[Extracted data entries]
** Start **
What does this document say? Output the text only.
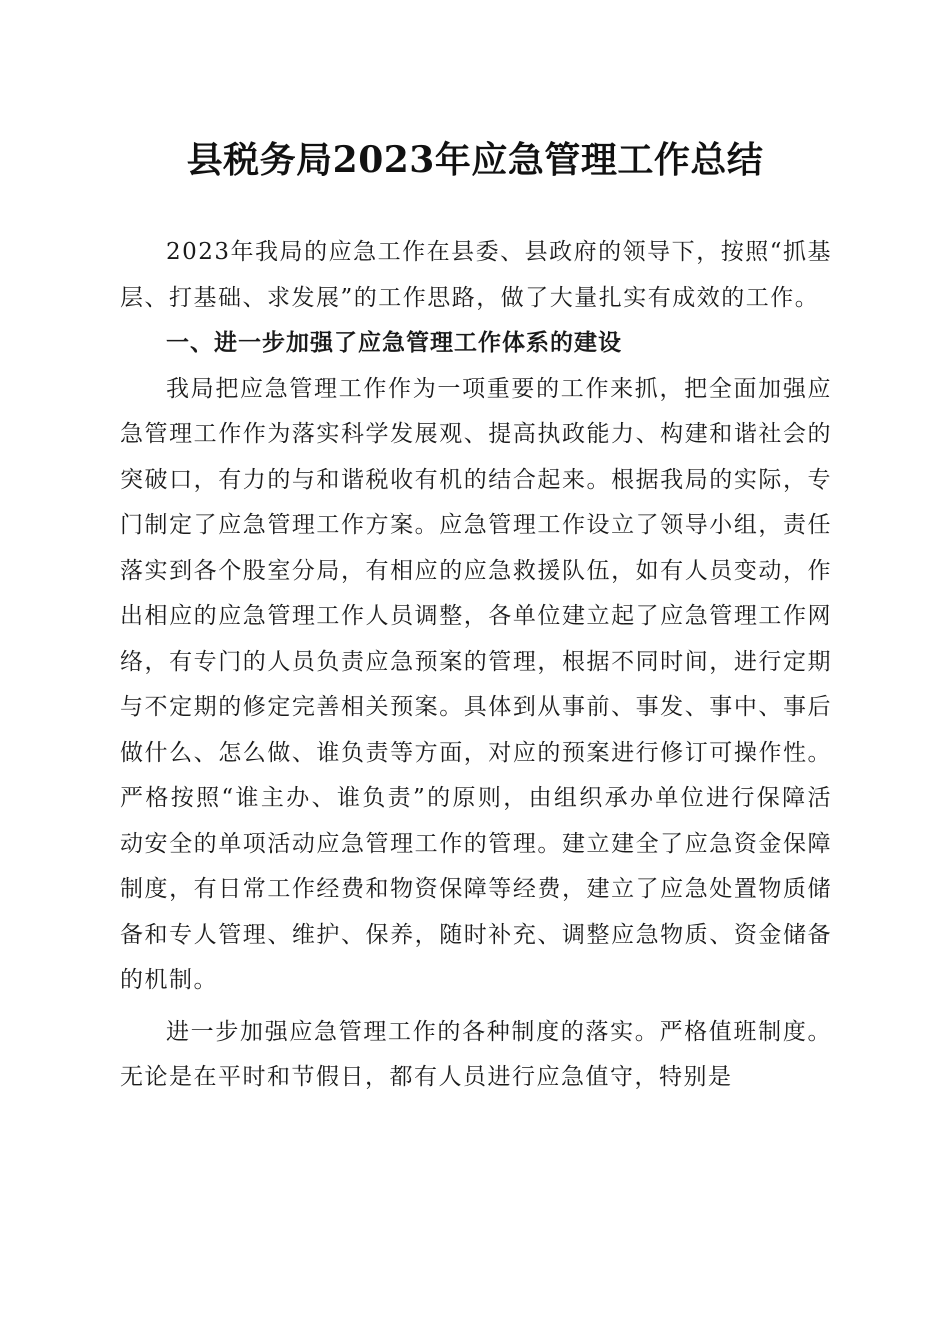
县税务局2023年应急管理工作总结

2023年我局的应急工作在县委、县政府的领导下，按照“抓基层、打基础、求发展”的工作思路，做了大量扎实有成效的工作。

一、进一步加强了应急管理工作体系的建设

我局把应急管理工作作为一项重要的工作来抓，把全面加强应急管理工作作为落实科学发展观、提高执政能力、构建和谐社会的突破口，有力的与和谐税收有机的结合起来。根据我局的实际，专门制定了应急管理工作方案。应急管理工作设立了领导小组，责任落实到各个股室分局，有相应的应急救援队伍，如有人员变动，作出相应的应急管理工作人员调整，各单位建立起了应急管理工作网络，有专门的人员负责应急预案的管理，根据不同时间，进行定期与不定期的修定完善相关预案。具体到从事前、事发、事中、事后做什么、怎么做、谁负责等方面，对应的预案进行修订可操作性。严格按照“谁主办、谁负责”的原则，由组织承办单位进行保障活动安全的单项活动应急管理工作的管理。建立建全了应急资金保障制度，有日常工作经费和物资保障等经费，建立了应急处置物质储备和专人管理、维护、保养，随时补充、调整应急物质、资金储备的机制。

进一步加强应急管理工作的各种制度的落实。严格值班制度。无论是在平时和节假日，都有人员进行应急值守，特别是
** End **
What is being asked. Go through the material above and print all of it exactly, except the pictures.

Solution to the problem.
What does this document say? Output the text only.
县税务局2023年应急管理工作总结

2023年我局的应急工作在县委、县政府的领导下，按照“抓基层、打基础、求发展”的工作思路，做了大量扎实有成效的工作。

一、进一步加强了应急管理工作体系的建设

我局把应急管理工作作为一项重要的工作来抓，把全面加强应急管理工作作为落实科学发展观、提高执政能力、构建和谐社会的突破口，有力的与和谐税收有机的结合起来。根据我局的实际，专门制定了应急管理工作方案。应急管理工作设立了领导小组，责任落实到各个股室分局，有相应的应急救援队伍，如有人员变动，作出相应的应急管理工作人员调整，各单位建立起了应急管理工作网络，有专门的人员负责应急预案的管理，根据不同时间，进行定期与不定期的修定完善相关预案。具体到从事前、事发、事中、事后做什么、怎么做、谁负责等方面，对应的预案进行修订可操作性。严格按照“谁主办、谁负责”的原则，由组织承办单位进行保障活动安全的单项活动应急管理工作的管理。建立建全了应急资金保障制度，有日常工作经费和物资保障等经费，建立了应急处置物质储备和专人管理、维护、保养，随时补充、调整应急物质、资金储备的机制。

进一步加强应急管理工作的各种制度的落实。严格值班制度。无论是在平时和节假日，都有人员进行应急值守，特别是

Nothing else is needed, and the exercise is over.